# SELECTED TEXT:
Cydrela friedlanderae

Scientific classification
- Kingdom: Animalia
- Phylum: Arthropoda
- Subphylum: Chelicerata
- Class: Arachnida
- Order: Araneae
- Infraorder: Araneomorphae
- Family: Zodariidae
- Genus: Cydrela
- Species: C. friedlanderae
- Binomial name: Cydrela friedlanderae Hewitt, 1914

= Cydrela friedlanderae =

- Authority: Hewitt, 1914

Species of spider

Cydrela friedlanderae is a species of spider in the family Zodariidae. It is endemic to the Northern Cape province of South Africa.

== Distribution ==
Cydrela friedlanderae is known from two localities in the Northern Cape, De Aar and Benfontein Nature Reserve.

== Habitat ==
The species occurs at altitudes ranging from 1,172 to 1,242 m above sea level in the Savanna and Nama Karoo biomes. The original specimen from De Aar was collected from a burrow in the ground that was closed with a thick circular trapdoor.

== Description ==
The species is only known from the female.

# PROBLEMS AND TASKS:
A – In the text about Cydrela friedlanderae, what range of altitudes does the species occur at?
B – Rewrite the part of the text about Cydrela friedlanderae between "Cydrela friedlanderae is a" and "from the female.", inclusive, changing "burrow" to "tunnel".
These records come from a different source than the text about Cydrela friedlanderae.

Page segmentation records:
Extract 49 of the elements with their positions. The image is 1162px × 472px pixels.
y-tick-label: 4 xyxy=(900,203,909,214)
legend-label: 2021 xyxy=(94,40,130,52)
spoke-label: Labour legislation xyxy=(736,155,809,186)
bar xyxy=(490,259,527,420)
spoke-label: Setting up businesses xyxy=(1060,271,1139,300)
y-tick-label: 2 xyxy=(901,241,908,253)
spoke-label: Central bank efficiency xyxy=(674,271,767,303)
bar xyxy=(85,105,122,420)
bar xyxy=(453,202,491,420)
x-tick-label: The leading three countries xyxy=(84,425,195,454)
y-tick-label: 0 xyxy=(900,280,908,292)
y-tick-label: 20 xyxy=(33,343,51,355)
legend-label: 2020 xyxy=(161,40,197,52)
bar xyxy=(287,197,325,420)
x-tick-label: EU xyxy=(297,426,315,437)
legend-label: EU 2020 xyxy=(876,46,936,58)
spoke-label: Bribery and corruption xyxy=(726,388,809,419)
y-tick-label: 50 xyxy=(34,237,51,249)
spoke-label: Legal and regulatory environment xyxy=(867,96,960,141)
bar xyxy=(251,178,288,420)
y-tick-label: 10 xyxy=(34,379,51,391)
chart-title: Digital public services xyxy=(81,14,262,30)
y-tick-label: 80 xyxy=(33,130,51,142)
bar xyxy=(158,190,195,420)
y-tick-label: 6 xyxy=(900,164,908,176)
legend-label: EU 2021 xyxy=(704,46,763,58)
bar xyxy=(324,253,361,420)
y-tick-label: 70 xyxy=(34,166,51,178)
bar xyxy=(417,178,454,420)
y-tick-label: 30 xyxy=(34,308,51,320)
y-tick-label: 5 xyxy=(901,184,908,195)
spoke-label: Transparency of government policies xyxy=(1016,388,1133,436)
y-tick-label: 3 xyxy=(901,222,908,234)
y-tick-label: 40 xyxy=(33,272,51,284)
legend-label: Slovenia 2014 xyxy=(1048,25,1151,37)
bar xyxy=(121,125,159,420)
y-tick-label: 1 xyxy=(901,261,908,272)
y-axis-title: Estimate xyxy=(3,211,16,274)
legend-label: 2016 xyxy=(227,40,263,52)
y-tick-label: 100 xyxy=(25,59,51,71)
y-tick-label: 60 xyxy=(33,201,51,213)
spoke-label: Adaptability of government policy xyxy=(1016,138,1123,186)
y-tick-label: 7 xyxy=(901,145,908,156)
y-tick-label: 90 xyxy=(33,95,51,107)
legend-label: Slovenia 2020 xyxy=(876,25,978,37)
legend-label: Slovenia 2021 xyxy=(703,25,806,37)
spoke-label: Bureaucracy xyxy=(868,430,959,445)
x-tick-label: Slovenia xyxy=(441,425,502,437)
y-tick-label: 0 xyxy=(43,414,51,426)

# SOLUTION SET:
A – From 1,172 to 1,242 m above sea level.

B –
Cydrela friedlanderae is a species of spider in the family Zodariidae. It is endemic to the Northern Cape province of South Africa.

== Distribution ==
Cydrela friedlanderae is known from two localities in the Northern Cape, De Aar and Benfontein Nature Reserve.

== Habitat ==
The species occurs at altitudes ranging from 1,172 to 1,242 m above sea level in the Savanna and Nama Karoo biomes. The original specimen from De Aar was collected from a tunnel in the ground that was closed with a thick circular trapdoor.

== Description ==
The species is only known from the female.